> [EXERCISE REQUIREMENTS]
Every line below that holds the string "нескольких" should be copied out.

=== RECORDS FOR THE EXERCISE ===

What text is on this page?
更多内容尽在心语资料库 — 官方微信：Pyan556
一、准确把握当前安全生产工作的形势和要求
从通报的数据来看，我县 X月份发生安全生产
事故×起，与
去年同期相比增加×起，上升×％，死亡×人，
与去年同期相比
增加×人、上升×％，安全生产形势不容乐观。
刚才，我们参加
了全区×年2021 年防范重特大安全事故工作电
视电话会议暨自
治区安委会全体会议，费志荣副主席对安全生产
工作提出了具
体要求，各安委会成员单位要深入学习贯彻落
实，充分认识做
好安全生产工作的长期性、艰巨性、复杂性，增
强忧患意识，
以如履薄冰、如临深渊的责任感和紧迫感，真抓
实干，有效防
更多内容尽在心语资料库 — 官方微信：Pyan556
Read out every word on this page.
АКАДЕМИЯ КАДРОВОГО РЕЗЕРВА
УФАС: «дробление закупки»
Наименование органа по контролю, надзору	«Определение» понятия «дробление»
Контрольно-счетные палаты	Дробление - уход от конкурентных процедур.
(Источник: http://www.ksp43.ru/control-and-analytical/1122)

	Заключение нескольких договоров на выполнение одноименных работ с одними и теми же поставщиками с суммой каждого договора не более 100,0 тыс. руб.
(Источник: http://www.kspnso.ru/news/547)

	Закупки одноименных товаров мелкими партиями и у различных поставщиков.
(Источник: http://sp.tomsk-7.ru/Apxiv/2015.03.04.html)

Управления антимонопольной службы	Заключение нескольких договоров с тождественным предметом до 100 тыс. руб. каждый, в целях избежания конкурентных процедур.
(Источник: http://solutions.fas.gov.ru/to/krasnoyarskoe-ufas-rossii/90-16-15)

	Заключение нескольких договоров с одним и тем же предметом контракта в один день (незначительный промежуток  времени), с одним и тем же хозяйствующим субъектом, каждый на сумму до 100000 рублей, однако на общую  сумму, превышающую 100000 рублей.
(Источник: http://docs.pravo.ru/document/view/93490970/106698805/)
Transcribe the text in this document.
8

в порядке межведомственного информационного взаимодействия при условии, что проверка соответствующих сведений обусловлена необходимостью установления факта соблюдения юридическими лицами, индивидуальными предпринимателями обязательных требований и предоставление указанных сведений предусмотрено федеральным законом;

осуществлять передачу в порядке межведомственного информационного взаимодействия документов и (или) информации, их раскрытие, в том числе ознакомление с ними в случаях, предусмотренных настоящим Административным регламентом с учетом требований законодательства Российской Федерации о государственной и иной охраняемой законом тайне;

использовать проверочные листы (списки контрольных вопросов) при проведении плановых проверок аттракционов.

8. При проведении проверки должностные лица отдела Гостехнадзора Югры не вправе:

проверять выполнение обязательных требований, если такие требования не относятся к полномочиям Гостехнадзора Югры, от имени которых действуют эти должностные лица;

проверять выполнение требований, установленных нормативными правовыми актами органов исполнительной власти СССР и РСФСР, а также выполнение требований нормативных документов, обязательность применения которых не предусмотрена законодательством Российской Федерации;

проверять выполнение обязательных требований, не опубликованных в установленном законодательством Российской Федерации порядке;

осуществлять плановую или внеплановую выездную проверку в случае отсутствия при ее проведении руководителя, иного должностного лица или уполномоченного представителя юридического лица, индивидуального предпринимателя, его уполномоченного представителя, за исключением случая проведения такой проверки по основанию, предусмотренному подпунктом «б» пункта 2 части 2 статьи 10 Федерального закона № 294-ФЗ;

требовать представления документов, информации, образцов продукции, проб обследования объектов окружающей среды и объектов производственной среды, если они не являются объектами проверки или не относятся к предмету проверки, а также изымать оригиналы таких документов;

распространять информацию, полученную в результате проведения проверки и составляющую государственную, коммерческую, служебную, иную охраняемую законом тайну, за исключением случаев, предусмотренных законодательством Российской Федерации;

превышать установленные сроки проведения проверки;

===

> [SOLUTION FOR THIS EXERCISE]
	Заключение нескольких договоров на выполнение одноименных работ с одними и теми же поставщиками с суммой каждого договора не более 100,0 тыс. руб.
Управления антимонопольной службы	Заключение нескольких договоров с тождественным предметом до 100 тыс. руб. каждый, в целях избежания конкурентных процедур.
	Заключение нескольких договоров с одним и тем же предметом контракта в один день (незначительный промежуток  времени), с одним и тем же хозяйствующим субъектом, каждый на сумму до 100000 рублей, однако на общую  сумму, превышающую 100000 рублей.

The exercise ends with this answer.